▽

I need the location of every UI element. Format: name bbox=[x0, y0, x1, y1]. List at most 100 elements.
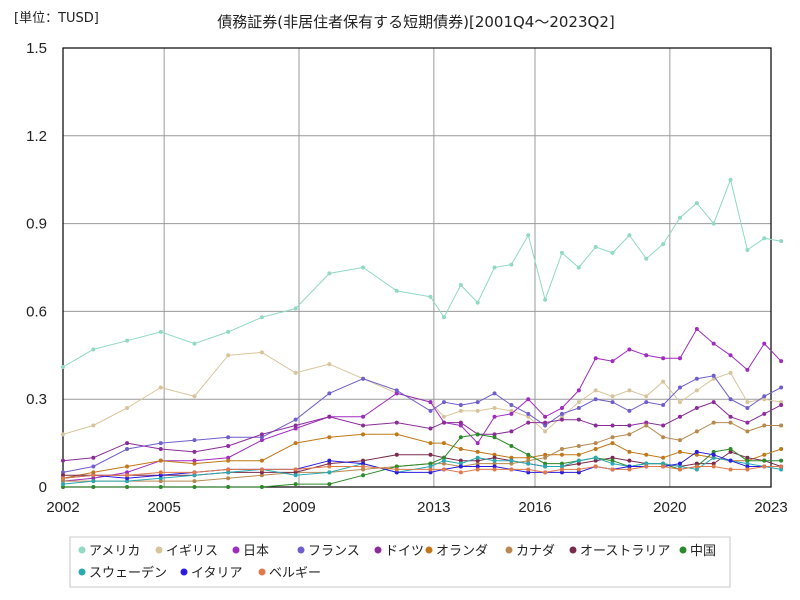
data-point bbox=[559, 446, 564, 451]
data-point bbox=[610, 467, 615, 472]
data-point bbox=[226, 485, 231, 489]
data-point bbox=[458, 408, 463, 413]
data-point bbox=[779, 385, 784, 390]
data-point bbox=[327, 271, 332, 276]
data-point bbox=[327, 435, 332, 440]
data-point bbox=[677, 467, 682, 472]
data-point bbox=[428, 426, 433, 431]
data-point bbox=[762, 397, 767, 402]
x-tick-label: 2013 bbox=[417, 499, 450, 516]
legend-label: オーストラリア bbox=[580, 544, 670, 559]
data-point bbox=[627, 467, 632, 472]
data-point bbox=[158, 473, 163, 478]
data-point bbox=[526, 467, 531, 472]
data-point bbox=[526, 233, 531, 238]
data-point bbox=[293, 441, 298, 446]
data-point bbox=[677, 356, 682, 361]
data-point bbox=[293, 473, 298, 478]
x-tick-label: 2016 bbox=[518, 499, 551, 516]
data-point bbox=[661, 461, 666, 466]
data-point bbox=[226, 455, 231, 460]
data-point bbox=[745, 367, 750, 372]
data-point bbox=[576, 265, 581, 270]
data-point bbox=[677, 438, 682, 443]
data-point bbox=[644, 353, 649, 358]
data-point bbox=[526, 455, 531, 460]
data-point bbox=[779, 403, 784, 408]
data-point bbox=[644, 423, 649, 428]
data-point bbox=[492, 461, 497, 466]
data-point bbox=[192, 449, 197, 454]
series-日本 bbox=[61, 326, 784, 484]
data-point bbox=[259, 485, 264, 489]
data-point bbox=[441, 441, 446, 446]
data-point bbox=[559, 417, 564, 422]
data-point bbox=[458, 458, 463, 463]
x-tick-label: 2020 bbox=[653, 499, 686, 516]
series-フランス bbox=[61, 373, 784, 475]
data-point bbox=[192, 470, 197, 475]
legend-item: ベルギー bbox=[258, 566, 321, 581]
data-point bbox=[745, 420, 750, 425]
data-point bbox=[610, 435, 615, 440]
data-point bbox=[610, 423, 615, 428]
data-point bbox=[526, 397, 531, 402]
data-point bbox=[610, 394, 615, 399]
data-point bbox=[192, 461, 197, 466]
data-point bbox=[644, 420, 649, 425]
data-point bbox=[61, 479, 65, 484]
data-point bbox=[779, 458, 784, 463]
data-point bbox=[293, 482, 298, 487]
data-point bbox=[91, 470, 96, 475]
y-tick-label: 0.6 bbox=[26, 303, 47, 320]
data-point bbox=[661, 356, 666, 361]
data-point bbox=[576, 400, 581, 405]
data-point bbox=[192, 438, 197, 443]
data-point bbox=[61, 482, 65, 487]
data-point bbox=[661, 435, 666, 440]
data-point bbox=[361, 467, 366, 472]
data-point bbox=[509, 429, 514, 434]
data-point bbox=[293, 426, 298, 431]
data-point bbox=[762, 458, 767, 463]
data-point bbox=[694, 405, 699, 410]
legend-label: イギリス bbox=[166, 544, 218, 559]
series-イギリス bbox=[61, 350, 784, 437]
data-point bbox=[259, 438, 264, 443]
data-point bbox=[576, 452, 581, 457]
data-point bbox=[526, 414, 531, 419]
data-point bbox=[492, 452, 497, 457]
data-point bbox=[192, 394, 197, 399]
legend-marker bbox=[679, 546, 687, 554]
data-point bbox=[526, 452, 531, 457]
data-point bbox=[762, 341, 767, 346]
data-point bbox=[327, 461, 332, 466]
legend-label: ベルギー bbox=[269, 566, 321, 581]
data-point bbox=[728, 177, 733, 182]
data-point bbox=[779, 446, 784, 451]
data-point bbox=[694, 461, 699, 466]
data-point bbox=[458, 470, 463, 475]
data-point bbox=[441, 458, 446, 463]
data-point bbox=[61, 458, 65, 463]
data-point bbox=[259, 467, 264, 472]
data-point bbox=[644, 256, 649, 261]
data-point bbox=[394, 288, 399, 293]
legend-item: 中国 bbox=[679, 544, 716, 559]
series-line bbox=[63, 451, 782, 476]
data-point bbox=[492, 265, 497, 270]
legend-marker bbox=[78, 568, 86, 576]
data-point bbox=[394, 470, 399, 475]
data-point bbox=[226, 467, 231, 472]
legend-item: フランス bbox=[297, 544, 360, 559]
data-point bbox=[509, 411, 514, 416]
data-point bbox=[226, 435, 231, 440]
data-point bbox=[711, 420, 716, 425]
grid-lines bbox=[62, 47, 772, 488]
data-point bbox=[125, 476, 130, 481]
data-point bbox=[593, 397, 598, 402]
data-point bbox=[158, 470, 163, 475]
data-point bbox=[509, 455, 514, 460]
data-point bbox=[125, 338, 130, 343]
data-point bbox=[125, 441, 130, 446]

△

Write out the listing again, swapping "x-tick-label" for "x-axis-label" wherever it appears and changing nothing else. Leave out the pictures.

**Result**
I need the location of every UI element. Format: name bbox=[x0, y0, x1, y1]. List at most 100 elements.
data-point bbox=[559, 446, 564, 451]
data-point bbox=[610, 467, 615, 472]
data-point bbox=[226, 485, 231, 489]
data-point bbox=[458, 408, 463, 413]
data-point bbox=[779, 385, 784, 390]
data-point bbox=[327, 271, 332, 276]
data-point bbox=[327, 435, 332, 440]
data-point bbox=[677, 467, 682, 472]
data-point bbox=[428, 426, 433, 431]
data-point bbox=[762, 397, 767, 402]
x-axis-label: 2013 bbox=[417, 499, 450, 516]
legend-label: オーストラリア bbox=[580, 544, 670, 559]
data-point bbox=[627, 467, 632, 472]
data-point bbox=[158, 473, 163, 478]
data-point bbox=[526, 467, 531, 472]
data-point bbox=[526, 233, 531, 238]
data-point bbox=[293, 441, 298, 446]
data-point bbox=[677, 356, 682, 361]
data-point bbox=[293, 473, 298, 478]
x-axis-label: 2016 bbox=[518, 499, 551, 516]
data-point bbox=[661, 461, 666, 466]
data-point bbox=[226, 455, 231, 460]
data-point bbox=[745, 367, 750, 372]
data-point bbox=[576, 265, 581, 270]
data-point bbox=[677, 438, 682, 443]
data-point bbox=[644, 353, 649, 358]
data-point bbox=[526, 455, 531, 460]
data-point bbox=[779, 403, 784, 408]
data-point bbox=[644, 423, 649, 428]
data-point bbox=[492, 461, 497, 466]
data-point bbox=[192, 449, 197, 454]
series-日本 bbox=[61, 326, 784, 484]
data-point bbox=[259, 485, 264, 489]
data-point bbox=[441, 441, 446, 446]
data-point bbox=[559, 417, 564, 422]
data-point bbox=[458, 458, 463, 463]
x-axis-label: 2020 bbox=[653, 499, 686, 516]
series-フランス bbox=[61, 373, 784, 475]
data-point bbox=[192, 470, 197, 475]
legend-item: ベルギー bbox=[258, 566, 321, 581]
data-point bbox=[745, 420, 750, 425]
data-point bbox=[610, 435, 615, 440]
data-point bbox=[610, 423, 615, 428]
data-point bbox=[526, 397, 531, 402]
data-point bbox=[610, 394, 615, 399]
data-point bbox=[192, 461, 197, 466]
data-point bbox=[644, 420, 649, 425]
data-point bbox=[61, 479, 65, 484]
data-point bbox=[779, 458, 784, 463]
data-point bbox=[293, 482, 298, 487]
data-point bbox=[91, 470, 96, 475]
y-tick-label: 0.6 bbox=[26, 303, 47, 320]
data-point bbox=[661, 356, 666, 361]
data-point bbox=[576, 400, 581, 405]
data-point bbox=[192, 438, 197, 443]
data-point bbox=[61, 482, 65, 487]
data-point bbox=[661, 435, 666, 440]
data-point bbox=[361, 467, 366, 472]
data-point bbox=[509, 429, 514, 434]
data-point bbox=[293, 426, 298, 431]
data-point bbox=[762, 458, 767, 463]
data-point bbox=[694, 405, 699, 410]
legend-label: イギリス bbox=[166, 544, 218, 559]
series-イギリス bbox=[61, 350, 784, 437]
data-point bbox=[259, 438, 264, 443]
data-point bbox=[576, 452, 581, 457]
data-point bbox=[526, 414, 531, 419]
data-point bbox=[492, 452, 497, 457]
data-point bbox=[192, 394, 197, 399]
legend-marker bbox=[679, 546, 687, 554]
data-point bbox=[526, 452, 531, 457]
data-point bbox=[762, 341, 767, 346]
data-point bbox=[327, 461, 332, 466]
legend-label: ベルギー bbox=[269, 566, 321, 581]
data-point bbox=[728, 177, 733, 182]
data-point bbox=[779, 446, 784, 451]
data-point bbox=[694, 461, 699, 466]
data-point bbox=[458, 470, 463, 475]
data-point bbox=[441, 458, 446, 463]
data-point bbox=[61, 458, 65, 463]
data-point bbox=[259, 467, 264, 472]
data-point bbox=[644, 256, 649, 261]
data-point bbox=[394, 288, 399, 293]
legend-item: 中国 bbox=[679, 544, 716, 559]
series-line bbox=[63, 451, 782, 476]
data-point bbox=[492, 265, 497, 270]
legend-marker bbox=[78, 568, 86, 576]
data-point bbox=[394, 470, 399, 475]
data-point bbox=[226, 467, 231, 472]
legend-item: フランス bbox=[297, 544, 360, 559]
data-point bbox=[509, 411, 514, 416]
data-point bbox=[226, 435, 231, 440]
data-point bbox=[711, 420, 716, 425]
grid-lines bbox=[62, 47, 772, 488]
data-point bbox=[125, 476, 130, 481]
data-point bbox=[593, 397, 598, 402]
data-point bbox=[158, 470, 163, 475]
data-point bbox=[509, 455, 514, 460]
data-point bbox=[125, 338, 130, 343]
data-point bbox=[125, 441, 130, 446]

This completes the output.